-------- RECORDED INFORMATION

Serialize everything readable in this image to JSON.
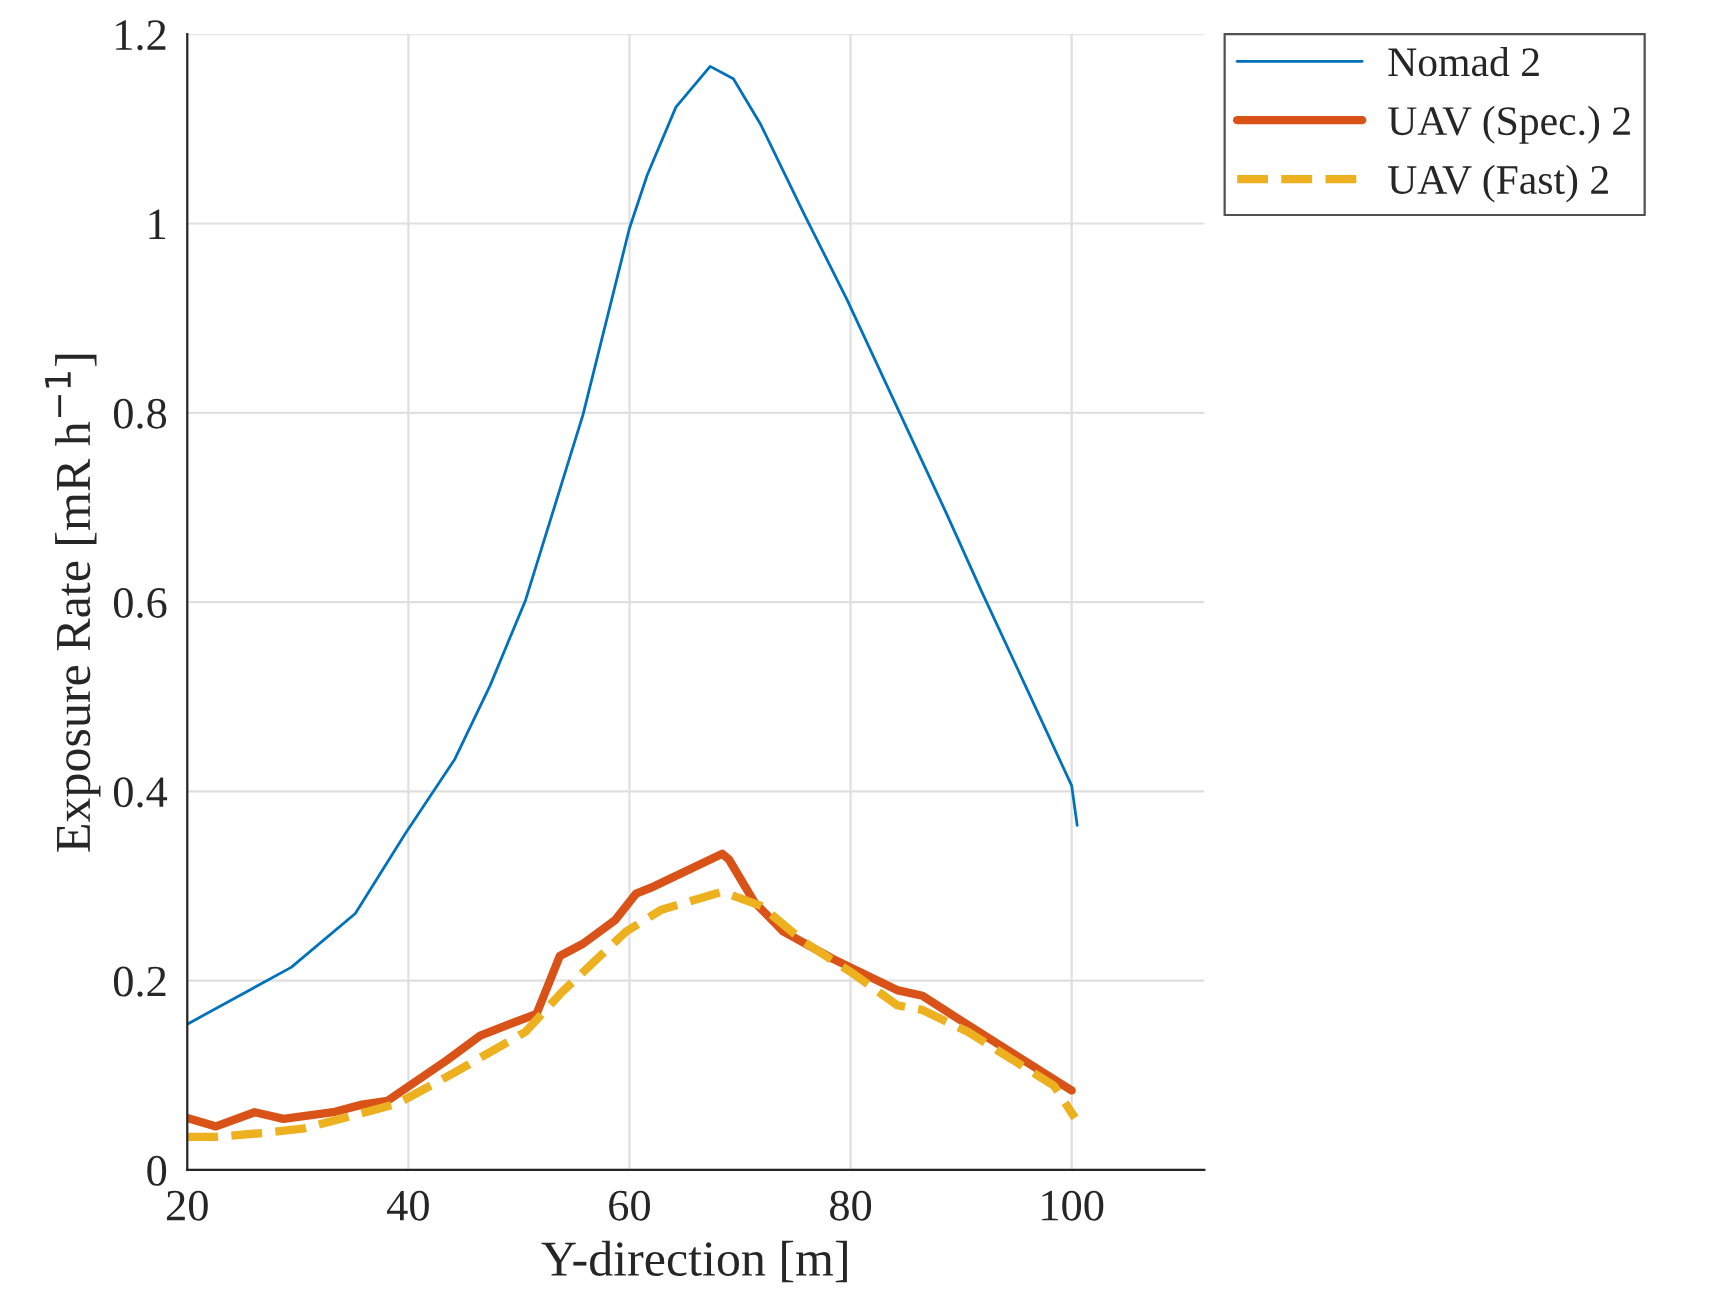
{
  "chart_data": {
    "type": "line",
    "xlabel": "Y-direction [m]",
    "ylabel": "Exposure Rate [mR h$^{−1}$]",
    "xlim": [
      20,
      112
    ],
    "xticks": [
      20,
      40,
      60,
      80,
      100
    ],
    "ylim": [
      0,
      1.2
    ],
    "yticks": [
      0,
      0.2,
      0.4,
      0.6,
      0.8,
      1,
      1.2
    ],
    "grid": true,
    "legend": "top right",
    "marker": "none",
    "series": [
      {
        "name": "Nomad 2",
        "color": "#0072bd",
        "line_style": "solid",
        "x": [
          20,
          29.4,
          35.2,
          39.7,
          44.2,
          47.4,
          50.6,
          55.8,
          60,
          61.6,
          64.2,
          67.3,
          69.4,
          71.9,
          75.8,
          79.7,
          84.2,
          88.7,
          91.9,
          95.8,
          100,
          100.5
        ],
        "values": [
          0.154,
          0.214,
          0.271,
          0.355,
          0.434,
          0.512,
          0.602,
          0.798,
          0.995,
          1.051,
          1.123,
          1.166,
          1.153,
          1.104,
          1.01,
          0.919,
          0.806,
          0.693,
          0.61,
          0.512,
          0.406,
          0.364
        ]
      },
      {
        "name": "UAV (Spec.) 2",
        "color": "#d95319",
        "line_style": "solid",
        "x": [
          20,
          22.6,
          26.1,
          28.7,
          33.2,
          35.8,
          38.1,
          43.5,
          46.5,
          51.6,
          53.7,
          55.8,
          58.7,
          60.6,
          61.9,
          68.4,
          69,
          71.3,
          73.9,
          78.4,
          84.2,
          86.5,
          91.3,
          100
        ],
        "values": [
          0.055,
          0.046,
          0.061,
          0.054,
          0.061,
          0.069,
          0.073,
          0.116,
          0.142,
          0.165,
          0.226,
          0.239,
          0.264,
          0.292,
          0.298,
          0.334,
          0.328,
          0.283,
          0.252,
          0.223,
          0.19,
          0.184,
          0.148,
          0.084
        ]
      },
      {
        "name": "UAV (Fast) 2",
        "color": "#edb120",
        "line_style": "dashed",
        "x": [
          20,
          22.6,
          26.8,
          30.6,
          35.2,
          39,
          44.2,
          50.6,
          53.9,
          59.7,
          62.9,
          68.4,
          71.9,
          75.8,
          80.3,
          84.2,
          86.5,
          90.6,
          98.4,
          100.3
        ],
        "values": [
          0.035,
          0.035,
          0.039,
          0.044,
          0.058,
          0.07,
          0.103,
          0.146,
          0.188,
          0.252,
          0.275,
          0.294,
          0.279,
          0.241,
          0.207,
          0.174,
          0.169,
          0.146,
          0.089,
          0.055
        ]
      }
    ]
  }
}
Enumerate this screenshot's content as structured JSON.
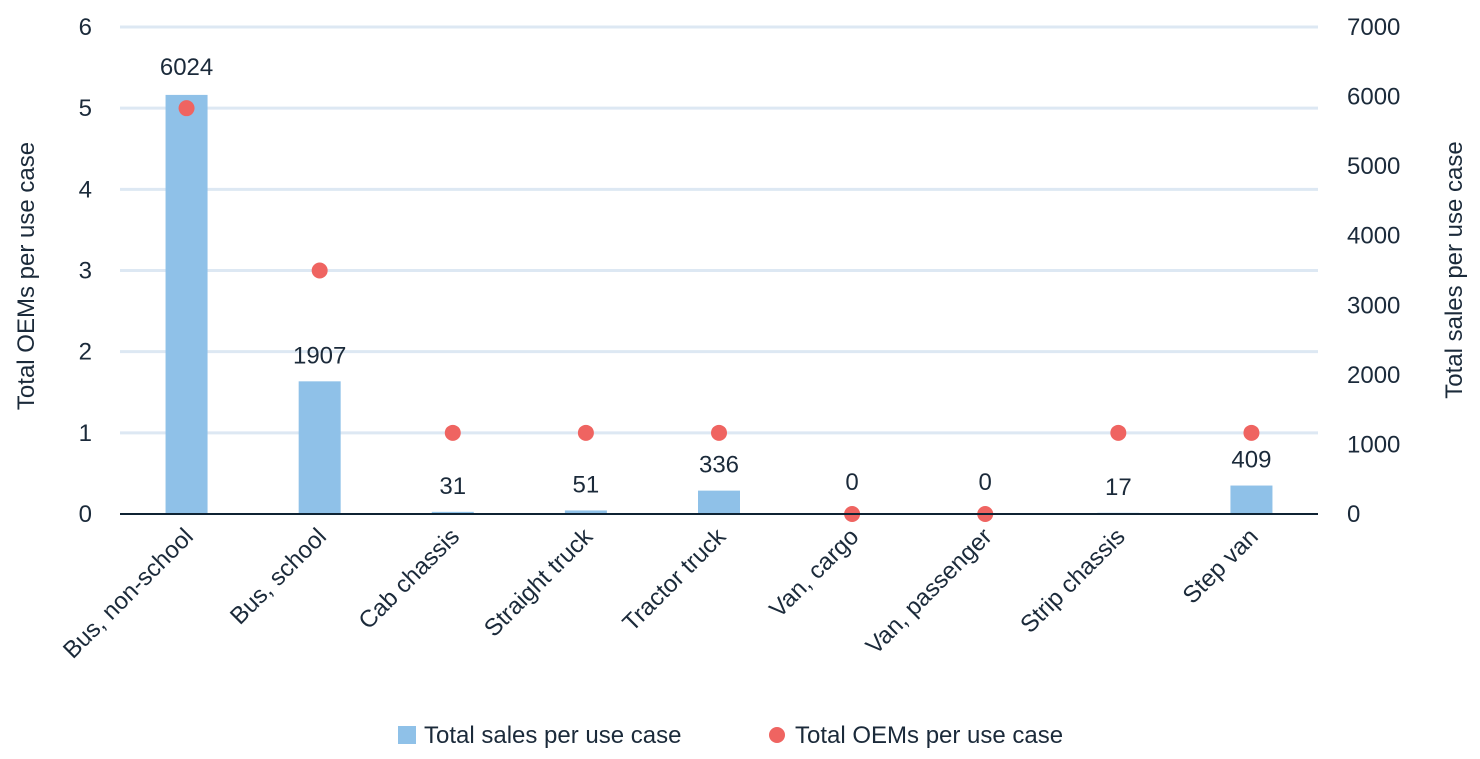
{
  "chart_data": {
    "type": "bar",
    "categories": [
      "Bus, non-school",
      "Bus, school",
      "Cab chassis",
      "Straight truck",
      "Tractor truck",
      "Van, cargo",
      "Van, passenger",
      "Strip chassis",
      "Step van"
    ],
    "series": [
      {
        "name": "Total sales per use case",
        "type": "bar",
        "axis": "right",
        "values": [
          6024,
          1907,
          31,
          51,
          336,
          0,
          0,
          17,
          409
        ],
        "color": "#8fc1e8"
      },
      {
        "name": "Total OEMs per use case",
        "type": "scatter",
        "axis": "left",
        "values": [
          5,
          3,
          1,
          1,
          1,
          0,
          0,
          1,
          1
        ],
        "color": "#ef6461"
      }
    ],
    "ylabel_left": "Total OEMs per use case",
    "ylabel_right": "Total sales per use case",
    "ylim_left": [
      0,
      6
    ],
    "ylim_right": [
      0,
      7000
    ],
    "yticks_left": [
      "0",
      "1",
      "2",
      "3",
      "4",
      "5",
      "6"
    ],
    "yticks_right": [
      "0",
      "1000",
      "2000",
      "3000",
      "4000",
      "5000",
      "6000",
      "7000"
    ],
    "data_labels": [
      "6024",
      "1907",
      "31",
      "51",
      "336",
      "0",
      "0",
      "17",
      "409"
    ],
    "grid": true,
    "legend_position": "bottom",
    "colors": {
      "bar": "#8fc1e8",
      "dot": "#ef6461",
      "grid": "#dde8f3",
      "axis": "#0f2333",
      "text": "#1b2a3a"
    }
  }
}
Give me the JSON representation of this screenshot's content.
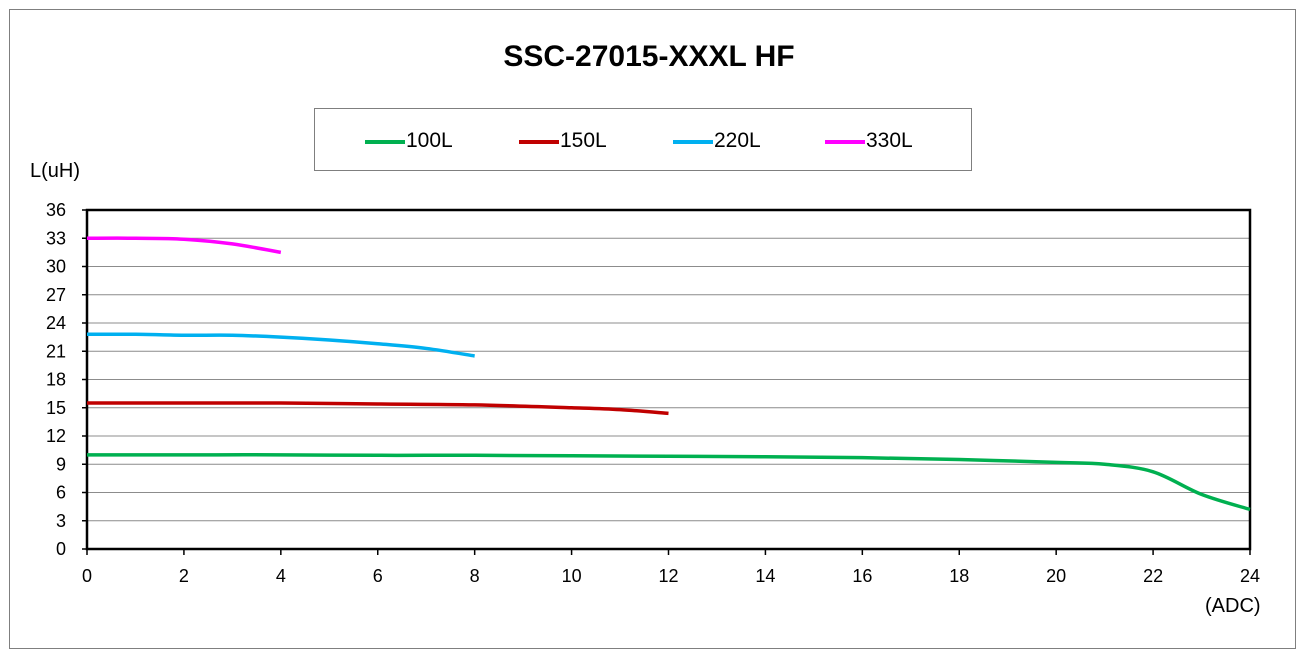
{
  "chart_data": {
    "type": "line",
    "title": "SSC-27015-XXXL HF",
    "ylabel": "L(uH)",
    "xlabel": "(ADC)",
    "xlim": [
      0,
      24
    ],
    "ylim": [
      0,
      36
    ],
    "xticks": [
      0,
      2,
      4,
      6,
      8,
      10,
      12,
      14,
      16,
      18,
      20,
      22,
      24
    ],
    "yticks": [
      0,
      3,
      6,
      9,
      12,
      15,
      18,
      21,
      24,
      27,
      30,
      33,
      36
    ],
    "grid": "horizontal",
    "legend_position": "top-center",
    "series": [
      {
        "name": "100L",
        "color": "#00b050",
        "points": [
          [
            0,
            10.0
          ],
          [
            2,
            10.0
          ],
          [
            4,
            10.0
          ],
          [
            6,
            9.95
          ],
          [
            8,
            9.95
          ],
          [
            10,
            9.9
          ],
          [
            12,
            9.85
          ],
          [
            14,
            9.8
          ],
          [
            16,
            9.7
          ],
          [
            18,
            9.5
          ],
          [
            20,
            9.2
          ],
          [
            21,
            9.0
          ],
          [
            22,
            8.2
          ],
          [
            23,
            5.8
          ],
          [
            24,
            4.2
          ]
        ]
      },
      {
        "name": "150L",
        "color": "#c00000",
        "points": [
          [
            0,
            15.5
          ],
          [
            2,
            15.5
          ],
          [
            4,
            15.5
          ],
          [
            6,
            15.4
          ],
          [
            8,
            15.3
          ],
          [
            10,
            15.0
          ],
          [
            11,
            14.8
          ],
          [
            12,
            14.4
          ]
        ]
      },
      {
        "name": "220L",
        "color": "#00b0f0",
        "points": [
          [
            0,
            22.8
          ],
          [
            1,
            22.8
          ],
          [
            2,
            22.7
          ],
          [
            3,
            22.7
          ],
          [
            4,
            22.5
          ],
          [
            5,
            22.2
          ],
          [
            6,
            21.8
          ],
          [
            7,
            21.3
          ],
          [
            8,
            20.5
          ]
        ]
      },
      {
        "name": "330L",
        "color": "#ff00ff",
        "points": [
          [
            0,
            33.0
          ],
          [
            1,
            33.0
          ],
          [
            2,
            32.9
          ],
          [
            3,
            32.4
          ],
          [
            4,
            31.5
          ]
        ]
      }
    ]
  }
}
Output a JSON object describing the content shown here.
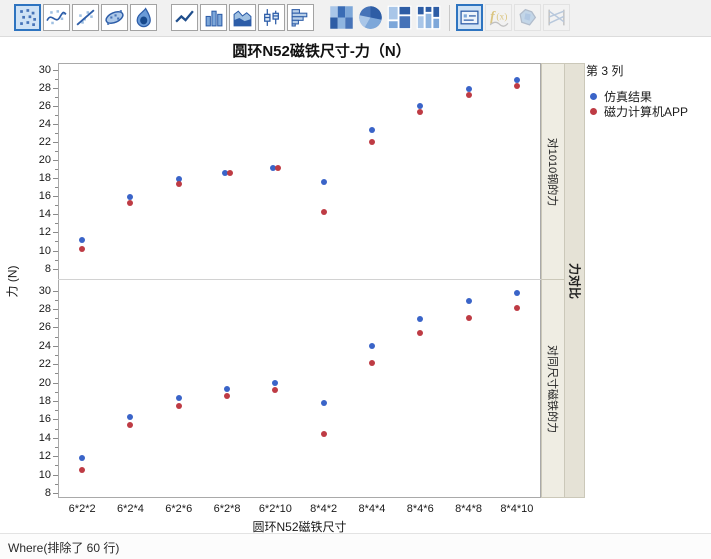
{
  "window": {
    "status_text": "Where(排除了 60 行)"
  },
  "toolbar": {
    "icons": [
      {
        "name": "scatter",
        "group": 1,
        "selected": true
      },
      {
        "name": "smoother",
        "group": 1
      },
      {
        "name": "line-of-fit",
        "group": 1
      },
      {
        "name": "density-ellipse",
        "group": 1
      },
      {
        "name": "contour-density",
        "group": 1
      },
      {
        "name": "line-chart",
        "group": 2
      },
      {
        "name": "bar-chart",
        "group": 2
      },
      {
        "name": "area-chart",
        "group": 2
      },
      {
        "name": "box-plot",
        "group": 2
      },
      {
        "name": "histogram",
        "group": 2
      },
      {
        "name": "heatmap",
        "group": 3,
        "noframe": true
      },
      {
        "name": "pie-chart",
        "group": 3,
        "noframe": true
      },
      {
        "name": "treemap",
        "group": 3,
        "noframe": true
      },
      {
        "name": "mosaic-plot",
        "group": 3,
        "noframe": true
      },
      {
        "name": "caption-box",
        "group": 4,
        "selected": true
      },
      {
        "name": "formula",
        "group": 4,
        "disabled": true
      },
      {
        "name": "map-shapes",
        "group": 4,
        "disabled": true
      },
      {
        "name": "parallel-plot",
        "group": 4,
        "disabled": true
      }
    ]
  },
  "legend": {
    "title": "第 3 列",
    "items": [
      {
        "label": "仿真结果",
        "color": "#3A64C8"
      },
      {
        "label": "磁力计算机APP",
        "color": "#BE3B44"
      }
    ]
  },
  "chart_data": {
    "type": "scatter",
    "title": "圆环N52磁铁尺寸-力（N）",
    "xlabel": "圆环N52磁铁尺寸",
    "ylabel": "力 (N)",
    "group_label": "力对比",
    "legend_position": "right",
    "grid": false,
    "categories": [
      "6*2*2",
      "6*2*4",
      "6*2*6",
      "6*2*8",
      "6*2*10",
      "8*4*2",
      "8*4*4",
      "8*4*6",
      "8*4*8",
      "8*4*10"
    ],
    "yticks": [
      8,
      10,
      12,
      14,
      16,
      18,
      20,
      22,
      24,
      26,
      28,
      30
    ],
    "ylim": [
      7,
      31
    ],
    "panels": [
      {
        "label": "对1010钢的力",
        "series": [
          {
            "name": "仿真结果",
            "color": "#3A64C8",
            "values": [
              11.2,
              16.0,
              18.0,
              18.6,
              19.2,
              17.6,
              23.4,
              26.0,
              27.9,
              28.9
            ],
            "dx": [
              0,
              0,
              0,
              -2.5,
              -2.5,
              0,
              0,
              0,
              0,
              0
            ]
          },
          {
            "name": "磁力计算机APP",
            "color": "#BE3B44",
            "values": [
              10.2,
              15.3,
              17.4,
              18.6,
              19.2,
              14.3,
              22.0,
              25.4,
              27.2,
              28.2
            ],
            "dx": [
              0,
              0,
              0,
              2.5,
              2.5,
              0,
              0,
              0,
              0,
              0
            ]
          }
        ]
      },
      {
        "label": "对同尺寸磁铁的力",
        "series": [
          {
            "name": "仿真结果",
            "color": "#3A64C8",
            "values": [
              11.9,
              16.3,
              18.4,
              19.4,
              20.0,
              17.8,
              24.0,
              27.0,
              28.9,
              29.8
            ]
          },
          {
            "name": "磁力计算机APP",
            "color": "#BE3B44",
            "values": [
              10.5,
              15.4,
              17.5,
              18.6,
              19.2,
              14.5,
              22.2,
              25.4,
              27.1,
              28.1
            ]
          }
        ]
      }
    ]
  }
}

----------------

> [THE EXERCISE]:
Above are the records; copy every line in them that holds the word "grid".

> [WRITTEN RESPONSE]:
    "grid": true,
    "grid": true,
      "grid": "#dde8f3",
    "grid": "horizontal",
    "grid": false,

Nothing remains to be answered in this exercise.